§ **Requirement 1**
Please list every source the court opinion below cites, including its references to the appendix and briefs, with each citation given as it appears.

---------- Reading passage

In denying plaintiffs' motion, the district court found that plaintiffs knew about the facts that gave rise to their proposed amendments "at the outset of the case, either before the original complaint was filed in October of 2006, or shortly thereafter." (App.6.) Plaintiffs did not include any argument in their opening brief on appeal indicating that they dispute this finding. In their reply brief, plaintiffs suggest that they were unable to "clearly ascertain all of the fiduciaries and elements of their breaches" until the district court granted plaintiffs' motion to compel production of the unredacted documents. (Reply Br. at 5.) However, arguments raised for the first time in a reply brief are forfeited. See, e.g., United States v. Lupton, 620 F.3d 790, 807 (7th Cir.2010). In any event, plaintiffs do not identify any specific claims or allegations that they could not have asserted prior to the time they received defendants' unredacted documents, and so we are in no position to disturb the district court's finding regarding what plaintiffs knew and when.
Plaintiffs also indicate that they decided to wait until after defendants finished their document production to seek leave to amend in order to avoid having to seek leave to amend more than once. That is, plaintiffs tell us that they delayed seeking leave to amend in connection with the claims they knew about since nearly the beginning of the case so that they would not have seek leave a second time in the event that defendants' document production revealed even more claims. Plaintiffs argue that the district court unfairly expected them to seek leave to amend before defendants completed their production. However, we do not think the district court acted unfairly. If plaintiffs expected to bring new claims but also wanted to delay seeking leave to amend until they reviewed defendants' written discovery, plaintiffs could have requested a specific deadline for joining parties or amending pleadings. The district court could have then set the deadline for a time after plaintiffs received the necessary discovery. Even though plaintiffs submitted two different Rule 26(f) discovery plans to the district court, they never informed the district court that they contemplated amending their complaint or that they needed a
Plaintiffs point out that delay alone is not a reason to deny a proposed amendment, and that delay must be coupled with some other reason, such as prejudice to the defendants. See, e.g., Feldman v. Allegheny Int'l, Inc., 850 F.2d 1217, 1225 (7th Cir.1988). The district court recognized this principle, however, and, in a detailed oral opinion, explained that plaintiffs' delay caused prejudice to both the defendants and the court. The court emphasized that the parties and the court had already invested substantial resources in the class-certification stage of the case, and that a motion for class certification was fully briefed and on the verge of being decided. The court reasonably determined that adding twenty-one new defendants and several new substantive claims to the case would have substantially disrupted the progress that had been made regarding class certification. Further, the court noted that discovery was scheduled to be completed in the next few months, and that the conclusion of discovery had already been postponed a number of times. The court found that adding the new claims and defendants at that juncture would have "completely thwart[ed]" the discovery schedule, and that allowing the amendment would have added a year or more to the duration of the case. (App. 16-18.)

--------------------
---------- Data provided

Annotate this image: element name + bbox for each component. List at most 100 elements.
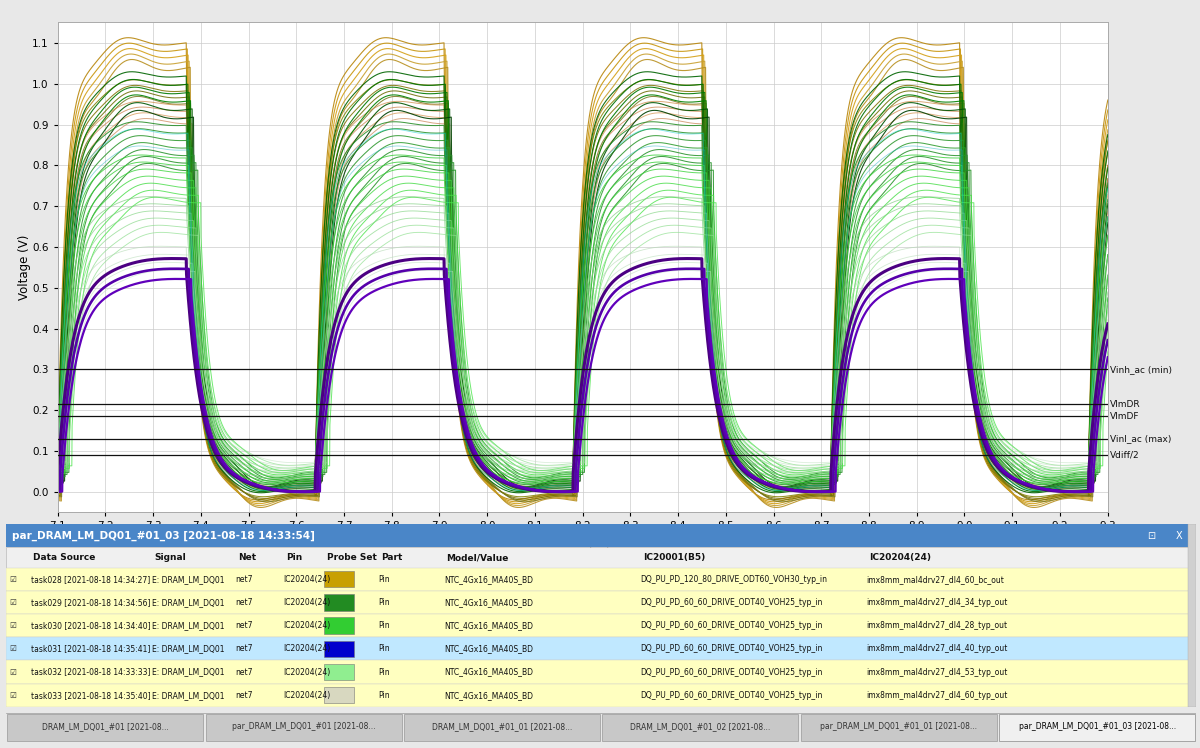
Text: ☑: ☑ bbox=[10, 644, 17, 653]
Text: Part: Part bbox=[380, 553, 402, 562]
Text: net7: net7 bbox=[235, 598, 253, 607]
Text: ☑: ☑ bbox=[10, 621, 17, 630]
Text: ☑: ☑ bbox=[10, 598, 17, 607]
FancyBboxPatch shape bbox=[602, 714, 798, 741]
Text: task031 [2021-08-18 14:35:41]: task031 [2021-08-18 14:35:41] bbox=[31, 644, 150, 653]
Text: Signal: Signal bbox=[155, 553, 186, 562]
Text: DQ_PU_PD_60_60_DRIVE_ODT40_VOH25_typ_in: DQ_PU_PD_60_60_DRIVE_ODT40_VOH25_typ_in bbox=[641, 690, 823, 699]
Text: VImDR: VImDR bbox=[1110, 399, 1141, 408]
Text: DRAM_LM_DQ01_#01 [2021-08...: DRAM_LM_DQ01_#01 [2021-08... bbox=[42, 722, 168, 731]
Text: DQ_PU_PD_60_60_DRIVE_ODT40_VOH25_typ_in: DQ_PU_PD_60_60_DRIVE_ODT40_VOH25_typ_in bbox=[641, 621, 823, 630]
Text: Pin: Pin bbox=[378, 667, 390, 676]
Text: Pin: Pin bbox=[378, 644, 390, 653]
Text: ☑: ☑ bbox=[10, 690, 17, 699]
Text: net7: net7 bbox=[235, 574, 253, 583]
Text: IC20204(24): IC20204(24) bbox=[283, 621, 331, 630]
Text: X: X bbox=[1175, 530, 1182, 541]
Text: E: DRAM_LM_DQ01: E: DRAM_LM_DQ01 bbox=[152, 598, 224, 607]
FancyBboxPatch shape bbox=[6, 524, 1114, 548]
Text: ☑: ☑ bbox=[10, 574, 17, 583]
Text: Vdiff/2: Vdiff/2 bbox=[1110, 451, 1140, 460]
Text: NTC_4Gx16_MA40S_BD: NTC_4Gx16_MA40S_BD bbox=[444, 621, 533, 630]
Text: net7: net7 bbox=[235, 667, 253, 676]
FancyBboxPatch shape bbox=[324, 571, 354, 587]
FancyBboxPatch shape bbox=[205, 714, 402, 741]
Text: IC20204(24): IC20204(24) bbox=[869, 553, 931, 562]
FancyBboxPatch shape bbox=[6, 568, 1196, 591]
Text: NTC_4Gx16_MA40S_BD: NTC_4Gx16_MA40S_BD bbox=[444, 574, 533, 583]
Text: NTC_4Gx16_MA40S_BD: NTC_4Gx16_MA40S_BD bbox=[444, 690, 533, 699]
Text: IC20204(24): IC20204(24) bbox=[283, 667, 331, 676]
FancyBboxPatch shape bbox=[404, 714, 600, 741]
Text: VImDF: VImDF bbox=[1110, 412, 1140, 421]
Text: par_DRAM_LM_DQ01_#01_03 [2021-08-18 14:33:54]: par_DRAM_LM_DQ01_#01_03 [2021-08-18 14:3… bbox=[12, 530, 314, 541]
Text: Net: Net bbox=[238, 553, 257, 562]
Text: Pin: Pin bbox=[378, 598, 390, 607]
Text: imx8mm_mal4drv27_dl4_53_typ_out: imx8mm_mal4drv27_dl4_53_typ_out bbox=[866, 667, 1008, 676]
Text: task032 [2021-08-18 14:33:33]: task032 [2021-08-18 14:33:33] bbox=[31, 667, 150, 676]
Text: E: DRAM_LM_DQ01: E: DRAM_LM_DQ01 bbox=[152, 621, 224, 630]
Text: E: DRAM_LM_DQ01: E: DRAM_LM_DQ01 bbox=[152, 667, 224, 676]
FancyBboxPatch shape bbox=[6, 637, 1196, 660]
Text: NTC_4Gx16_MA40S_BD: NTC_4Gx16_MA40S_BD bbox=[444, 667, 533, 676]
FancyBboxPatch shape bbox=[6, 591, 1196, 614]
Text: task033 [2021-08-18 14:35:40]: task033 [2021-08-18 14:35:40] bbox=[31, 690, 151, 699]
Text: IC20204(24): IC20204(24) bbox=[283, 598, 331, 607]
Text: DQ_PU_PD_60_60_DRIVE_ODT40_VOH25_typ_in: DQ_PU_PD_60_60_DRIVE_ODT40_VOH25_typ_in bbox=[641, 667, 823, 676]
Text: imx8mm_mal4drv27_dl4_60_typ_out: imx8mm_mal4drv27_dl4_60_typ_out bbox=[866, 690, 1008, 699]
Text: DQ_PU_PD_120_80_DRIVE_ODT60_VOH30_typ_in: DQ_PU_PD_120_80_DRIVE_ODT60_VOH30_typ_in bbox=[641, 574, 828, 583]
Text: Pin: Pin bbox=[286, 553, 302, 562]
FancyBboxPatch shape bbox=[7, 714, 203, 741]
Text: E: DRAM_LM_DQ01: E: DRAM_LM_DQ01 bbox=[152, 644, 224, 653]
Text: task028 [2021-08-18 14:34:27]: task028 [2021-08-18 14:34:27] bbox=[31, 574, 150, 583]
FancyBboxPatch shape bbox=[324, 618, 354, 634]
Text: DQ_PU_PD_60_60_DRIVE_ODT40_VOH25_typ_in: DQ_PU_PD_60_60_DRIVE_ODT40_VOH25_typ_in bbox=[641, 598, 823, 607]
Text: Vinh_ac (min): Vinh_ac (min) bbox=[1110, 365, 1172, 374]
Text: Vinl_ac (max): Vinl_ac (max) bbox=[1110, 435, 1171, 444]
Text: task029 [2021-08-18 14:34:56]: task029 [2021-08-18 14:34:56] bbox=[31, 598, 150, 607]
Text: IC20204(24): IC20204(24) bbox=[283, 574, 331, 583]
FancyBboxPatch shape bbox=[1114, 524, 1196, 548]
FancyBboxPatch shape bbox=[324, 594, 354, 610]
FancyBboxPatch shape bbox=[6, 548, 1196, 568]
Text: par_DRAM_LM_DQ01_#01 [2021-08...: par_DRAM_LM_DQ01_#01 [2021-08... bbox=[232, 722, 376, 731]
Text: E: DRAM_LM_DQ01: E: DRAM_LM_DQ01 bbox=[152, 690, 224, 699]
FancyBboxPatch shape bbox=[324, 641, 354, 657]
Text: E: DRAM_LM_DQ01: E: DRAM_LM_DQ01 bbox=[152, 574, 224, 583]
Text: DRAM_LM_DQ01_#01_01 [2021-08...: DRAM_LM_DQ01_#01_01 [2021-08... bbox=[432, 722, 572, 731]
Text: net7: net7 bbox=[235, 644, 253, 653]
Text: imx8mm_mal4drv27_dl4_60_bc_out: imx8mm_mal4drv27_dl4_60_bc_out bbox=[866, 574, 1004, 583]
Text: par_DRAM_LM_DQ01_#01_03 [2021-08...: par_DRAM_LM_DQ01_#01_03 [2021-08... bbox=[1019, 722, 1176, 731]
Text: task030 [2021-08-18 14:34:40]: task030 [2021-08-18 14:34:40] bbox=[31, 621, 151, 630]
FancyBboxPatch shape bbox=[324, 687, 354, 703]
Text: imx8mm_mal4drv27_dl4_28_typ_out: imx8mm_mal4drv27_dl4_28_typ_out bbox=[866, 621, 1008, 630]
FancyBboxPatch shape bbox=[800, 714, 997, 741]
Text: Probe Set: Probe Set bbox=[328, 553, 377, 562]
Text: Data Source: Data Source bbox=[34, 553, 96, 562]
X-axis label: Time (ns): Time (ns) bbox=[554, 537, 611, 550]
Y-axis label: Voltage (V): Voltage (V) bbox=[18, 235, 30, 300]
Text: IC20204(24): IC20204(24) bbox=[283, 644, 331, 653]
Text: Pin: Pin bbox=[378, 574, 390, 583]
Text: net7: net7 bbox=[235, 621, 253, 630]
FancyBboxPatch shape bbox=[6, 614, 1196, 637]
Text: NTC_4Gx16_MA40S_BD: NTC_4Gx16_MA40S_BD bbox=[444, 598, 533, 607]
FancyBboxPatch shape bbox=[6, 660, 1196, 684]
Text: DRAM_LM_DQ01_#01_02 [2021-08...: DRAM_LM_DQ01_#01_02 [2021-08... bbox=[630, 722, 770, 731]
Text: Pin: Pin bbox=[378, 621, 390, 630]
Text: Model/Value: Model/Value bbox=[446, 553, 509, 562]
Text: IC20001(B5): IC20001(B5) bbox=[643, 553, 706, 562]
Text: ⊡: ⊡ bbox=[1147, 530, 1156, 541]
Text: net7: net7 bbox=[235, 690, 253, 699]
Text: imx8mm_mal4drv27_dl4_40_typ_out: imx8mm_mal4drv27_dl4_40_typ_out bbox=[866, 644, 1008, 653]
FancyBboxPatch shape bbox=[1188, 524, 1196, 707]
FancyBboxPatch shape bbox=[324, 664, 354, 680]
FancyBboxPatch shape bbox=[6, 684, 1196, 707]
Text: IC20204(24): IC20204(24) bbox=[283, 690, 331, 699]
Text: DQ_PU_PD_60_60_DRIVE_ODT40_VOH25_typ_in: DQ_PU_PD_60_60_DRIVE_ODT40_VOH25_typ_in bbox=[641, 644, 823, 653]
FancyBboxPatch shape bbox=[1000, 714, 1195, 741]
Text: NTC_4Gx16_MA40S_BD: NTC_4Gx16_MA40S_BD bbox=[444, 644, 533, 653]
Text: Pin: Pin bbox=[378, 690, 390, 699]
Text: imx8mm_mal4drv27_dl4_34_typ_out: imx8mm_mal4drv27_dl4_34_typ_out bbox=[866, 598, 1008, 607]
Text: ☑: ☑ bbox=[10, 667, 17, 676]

--------------------

§ **Requirement 2**
Copy the lines of the records above verbatim, beginning at the line containing "Text: ☑: ☑ bbox=[10, 644, 17, 653]" and ending with the line containing "Text: Signal: Signal", both included.

§ **Written reply 1**
- App.6
- Reply Br. at 5
- United States v. Lupton, 620 F.3d 790, 807 (7th Cir.2010)
- Feldman v. Allegheny Int'l, Inc., 850 F.2d 1217, 1225 (7th Cir.1988)
- App. 16-18

§ **Written reply 2**
Text: ☑: ☑ bbox=[10, 644, 17, 653]
Text: Part: Part bbox=[380, 553, 402, 562]
Text: net7: net7 bbox=[235, 598, 253, 607]
Text: ☑: ☑ bbox=[10, 621, 17, 630]
Text: ☑: ☑ bbox=[10, 598, 17, 607]
FancyBboxPatch shape bbox=[602, 714, 798, 741]
Text: task031 [2021-08-18 14:35:41]: task031 [2021-08-18 14:35:41] bbox=[31, 644, 150, 653]
Text: Signal: Signal bbox=[155, 553, 186, 562]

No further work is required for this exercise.